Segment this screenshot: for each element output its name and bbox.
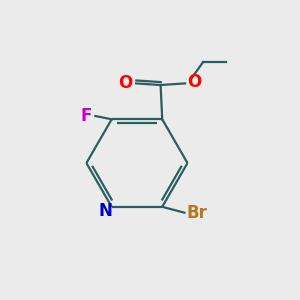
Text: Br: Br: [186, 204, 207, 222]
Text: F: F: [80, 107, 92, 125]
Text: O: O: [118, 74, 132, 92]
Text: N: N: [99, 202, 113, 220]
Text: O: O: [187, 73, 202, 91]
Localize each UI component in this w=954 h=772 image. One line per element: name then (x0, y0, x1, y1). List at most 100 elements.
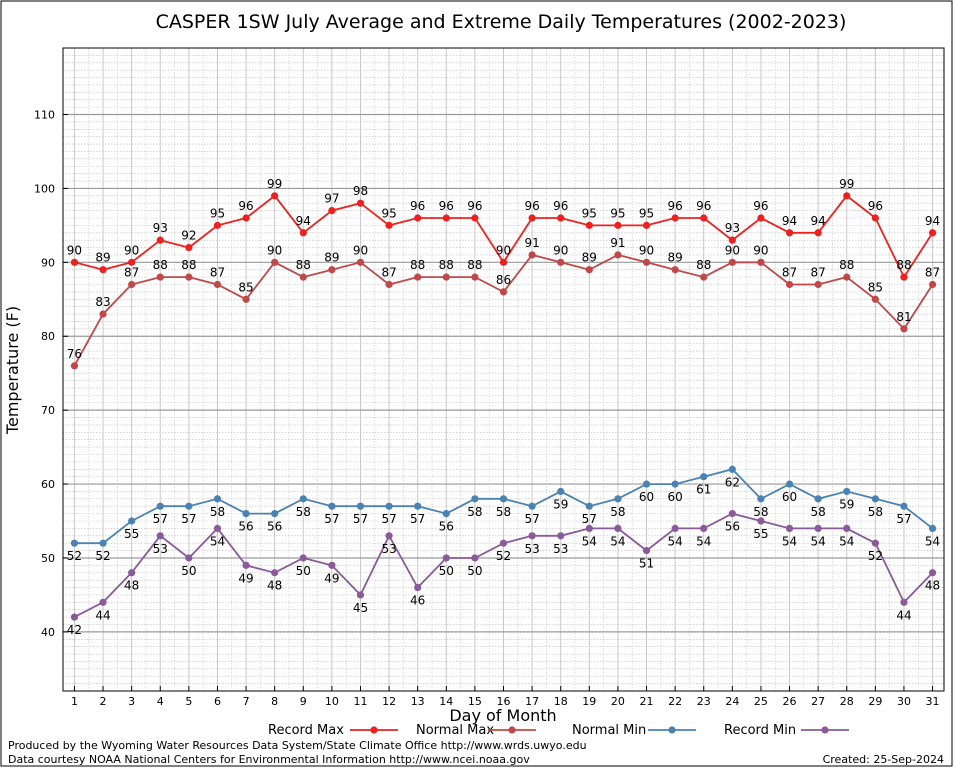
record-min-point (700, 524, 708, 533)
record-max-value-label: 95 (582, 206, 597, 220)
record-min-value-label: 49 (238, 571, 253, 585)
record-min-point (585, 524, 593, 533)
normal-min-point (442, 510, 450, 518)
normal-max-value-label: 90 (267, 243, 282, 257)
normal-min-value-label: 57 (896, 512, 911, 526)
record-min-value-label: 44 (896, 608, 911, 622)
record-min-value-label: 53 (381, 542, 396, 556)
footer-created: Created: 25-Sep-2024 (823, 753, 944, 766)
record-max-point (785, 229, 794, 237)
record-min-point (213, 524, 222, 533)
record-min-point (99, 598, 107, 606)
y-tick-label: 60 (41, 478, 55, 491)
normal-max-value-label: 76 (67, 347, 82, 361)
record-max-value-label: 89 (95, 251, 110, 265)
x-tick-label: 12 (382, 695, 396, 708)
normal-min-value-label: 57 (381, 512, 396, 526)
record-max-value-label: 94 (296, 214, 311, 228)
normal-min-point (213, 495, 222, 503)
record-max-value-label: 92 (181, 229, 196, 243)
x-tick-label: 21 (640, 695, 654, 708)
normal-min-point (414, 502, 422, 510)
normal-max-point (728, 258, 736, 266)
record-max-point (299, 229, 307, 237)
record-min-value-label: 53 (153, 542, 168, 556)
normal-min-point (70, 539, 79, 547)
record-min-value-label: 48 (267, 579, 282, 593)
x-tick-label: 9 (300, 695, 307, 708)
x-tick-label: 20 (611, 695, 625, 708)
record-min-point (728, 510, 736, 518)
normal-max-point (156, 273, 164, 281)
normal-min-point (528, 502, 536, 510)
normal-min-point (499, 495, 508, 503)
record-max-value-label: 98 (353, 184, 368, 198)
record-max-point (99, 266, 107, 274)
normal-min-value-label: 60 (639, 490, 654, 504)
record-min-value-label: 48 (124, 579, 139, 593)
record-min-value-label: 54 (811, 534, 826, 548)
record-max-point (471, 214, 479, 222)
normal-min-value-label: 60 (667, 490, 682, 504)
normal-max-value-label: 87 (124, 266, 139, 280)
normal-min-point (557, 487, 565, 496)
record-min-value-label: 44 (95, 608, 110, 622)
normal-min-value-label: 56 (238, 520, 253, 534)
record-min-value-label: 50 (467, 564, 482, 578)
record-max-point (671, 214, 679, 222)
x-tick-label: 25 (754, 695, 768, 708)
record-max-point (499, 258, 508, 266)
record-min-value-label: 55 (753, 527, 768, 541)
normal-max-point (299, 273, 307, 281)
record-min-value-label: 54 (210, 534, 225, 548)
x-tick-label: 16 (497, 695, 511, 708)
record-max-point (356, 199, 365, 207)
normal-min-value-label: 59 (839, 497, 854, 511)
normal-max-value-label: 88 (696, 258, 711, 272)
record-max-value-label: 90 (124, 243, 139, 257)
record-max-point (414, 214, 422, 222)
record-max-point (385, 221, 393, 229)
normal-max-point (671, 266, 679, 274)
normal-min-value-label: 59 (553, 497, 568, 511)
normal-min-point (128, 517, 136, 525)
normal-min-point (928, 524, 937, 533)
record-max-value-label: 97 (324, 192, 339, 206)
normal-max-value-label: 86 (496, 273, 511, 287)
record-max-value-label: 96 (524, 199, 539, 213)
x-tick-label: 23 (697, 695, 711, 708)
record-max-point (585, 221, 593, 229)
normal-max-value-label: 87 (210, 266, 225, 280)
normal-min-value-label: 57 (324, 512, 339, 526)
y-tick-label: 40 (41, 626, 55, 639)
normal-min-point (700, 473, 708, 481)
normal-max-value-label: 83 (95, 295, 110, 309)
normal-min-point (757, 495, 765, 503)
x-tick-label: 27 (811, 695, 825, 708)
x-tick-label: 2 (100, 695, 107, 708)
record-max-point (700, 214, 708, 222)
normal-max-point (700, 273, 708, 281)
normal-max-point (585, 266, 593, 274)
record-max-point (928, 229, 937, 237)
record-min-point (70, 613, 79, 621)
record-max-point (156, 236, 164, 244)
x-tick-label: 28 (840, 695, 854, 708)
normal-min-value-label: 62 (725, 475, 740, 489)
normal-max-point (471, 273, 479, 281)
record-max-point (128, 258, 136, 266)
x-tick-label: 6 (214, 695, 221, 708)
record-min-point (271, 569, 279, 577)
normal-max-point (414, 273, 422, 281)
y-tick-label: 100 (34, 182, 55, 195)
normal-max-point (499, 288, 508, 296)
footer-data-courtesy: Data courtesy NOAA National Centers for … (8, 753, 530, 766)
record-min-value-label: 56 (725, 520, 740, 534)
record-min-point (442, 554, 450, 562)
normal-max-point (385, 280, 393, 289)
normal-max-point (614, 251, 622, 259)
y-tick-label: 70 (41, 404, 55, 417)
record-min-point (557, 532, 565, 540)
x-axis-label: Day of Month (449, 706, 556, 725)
---
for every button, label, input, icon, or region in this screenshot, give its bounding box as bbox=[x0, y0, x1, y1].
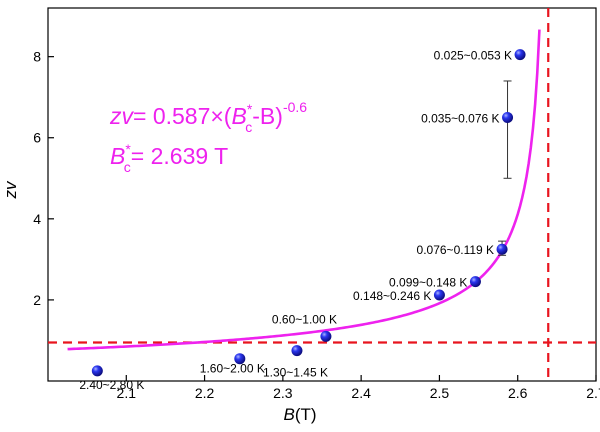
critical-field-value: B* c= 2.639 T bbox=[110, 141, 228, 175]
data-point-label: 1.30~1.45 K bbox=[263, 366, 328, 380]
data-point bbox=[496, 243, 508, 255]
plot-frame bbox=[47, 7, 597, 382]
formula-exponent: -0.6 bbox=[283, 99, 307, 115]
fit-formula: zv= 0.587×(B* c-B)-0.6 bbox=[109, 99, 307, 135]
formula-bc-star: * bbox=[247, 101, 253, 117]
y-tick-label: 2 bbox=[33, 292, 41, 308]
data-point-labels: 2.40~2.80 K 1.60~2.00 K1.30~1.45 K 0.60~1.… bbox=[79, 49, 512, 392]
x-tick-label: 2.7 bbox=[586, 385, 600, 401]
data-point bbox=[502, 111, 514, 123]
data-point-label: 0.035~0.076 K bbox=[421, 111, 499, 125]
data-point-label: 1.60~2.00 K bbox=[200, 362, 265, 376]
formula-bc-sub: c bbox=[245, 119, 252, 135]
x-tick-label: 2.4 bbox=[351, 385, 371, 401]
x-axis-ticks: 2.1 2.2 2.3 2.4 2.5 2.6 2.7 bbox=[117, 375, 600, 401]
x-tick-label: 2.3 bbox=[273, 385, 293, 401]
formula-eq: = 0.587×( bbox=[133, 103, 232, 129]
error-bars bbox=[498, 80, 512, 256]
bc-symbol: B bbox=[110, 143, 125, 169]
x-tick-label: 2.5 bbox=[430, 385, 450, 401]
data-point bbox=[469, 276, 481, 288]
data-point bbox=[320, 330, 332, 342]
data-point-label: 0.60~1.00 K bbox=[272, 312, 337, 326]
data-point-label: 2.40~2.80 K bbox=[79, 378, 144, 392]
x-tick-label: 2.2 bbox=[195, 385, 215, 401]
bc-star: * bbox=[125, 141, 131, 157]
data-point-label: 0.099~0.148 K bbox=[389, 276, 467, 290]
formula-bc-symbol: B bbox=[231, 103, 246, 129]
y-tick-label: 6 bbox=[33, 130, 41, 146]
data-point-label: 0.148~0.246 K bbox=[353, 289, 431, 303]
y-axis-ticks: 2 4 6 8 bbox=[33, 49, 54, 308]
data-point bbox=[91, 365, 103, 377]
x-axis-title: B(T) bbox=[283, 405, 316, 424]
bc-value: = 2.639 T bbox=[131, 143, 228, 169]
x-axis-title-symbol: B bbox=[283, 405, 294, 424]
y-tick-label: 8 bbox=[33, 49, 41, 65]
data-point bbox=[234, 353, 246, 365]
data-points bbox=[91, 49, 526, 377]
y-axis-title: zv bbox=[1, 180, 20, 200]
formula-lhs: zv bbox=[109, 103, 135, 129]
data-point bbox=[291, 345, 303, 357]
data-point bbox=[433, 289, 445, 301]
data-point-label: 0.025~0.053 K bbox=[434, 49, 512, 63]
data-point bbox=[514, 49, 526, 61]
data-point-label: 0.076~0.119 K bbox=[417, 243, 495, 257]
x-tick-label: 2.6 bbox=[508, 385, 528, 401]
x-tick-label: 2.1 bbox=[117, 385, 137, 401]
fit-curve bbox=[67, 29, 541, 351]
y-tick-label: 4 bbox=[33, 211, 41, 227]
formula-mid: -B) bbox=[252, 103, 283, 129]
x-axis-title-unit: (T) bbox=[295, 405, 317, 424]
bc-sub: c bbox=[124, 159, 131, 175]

> _EXERCISE BRIEF_:
Print the lines without changes, beginning at the line that contains "Segment this screenshot: for" and stopping after the line that contains "Localize each UI". Leave the pictures out of what you print.

> _TASK ANSWER_:
Segment this screenshot: for each element output its name and bbox.
Text: Br: Br: [186, 204, 207, 222]
Text: F: F: [80, 107, 92, 125]
Text: O: O: [118, 74, 132, 92]
Text: N: N: [99, 202, 113, 220]
Text: O: O: [187, 73, 202, 91]
Localize each UI component in this w=954 h=772 image. One line per element: name then (x0, y0, x1, y1). List at most 100 elements.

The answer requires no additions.